EXERCISE INPUTS |
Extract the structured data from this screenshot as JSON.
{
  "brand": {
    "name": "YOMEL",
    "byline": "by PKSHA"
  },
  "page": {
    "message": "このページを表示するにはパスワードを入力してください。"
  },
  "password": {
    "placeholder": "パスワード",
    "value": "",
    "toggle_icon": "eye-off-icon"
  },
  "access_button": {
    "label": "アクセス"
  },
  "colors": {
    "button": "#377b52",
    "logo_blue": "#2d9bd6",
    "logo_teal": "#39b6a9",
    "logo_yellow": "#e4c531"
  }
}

DIRECTION |
The listing above should be transcribed in full, exactly as written.

THE COMPLETED TASK |
Extract the structured data from this screenshot as JSON.
{
  "brand": {
    "name": "YOMEL",
    "byline": "by PKSHA"
  },
  "page": {
    "message": "このページを表示するにはパスワードを入力してください。"
  },
  "password": {
    "placeholder": "パスワード",
    "value": "",
    "toggle_icon": "eye-off-icon"
  },
  "access_button": {
    "label": "アクセス"
  },
  "colors": {
    "button": "#377b52",
    "logo_blue": "#2d9bd6",
    "logo_teal": "#39b6a9",
    "logo_yellow": "#e4c531"
  }
}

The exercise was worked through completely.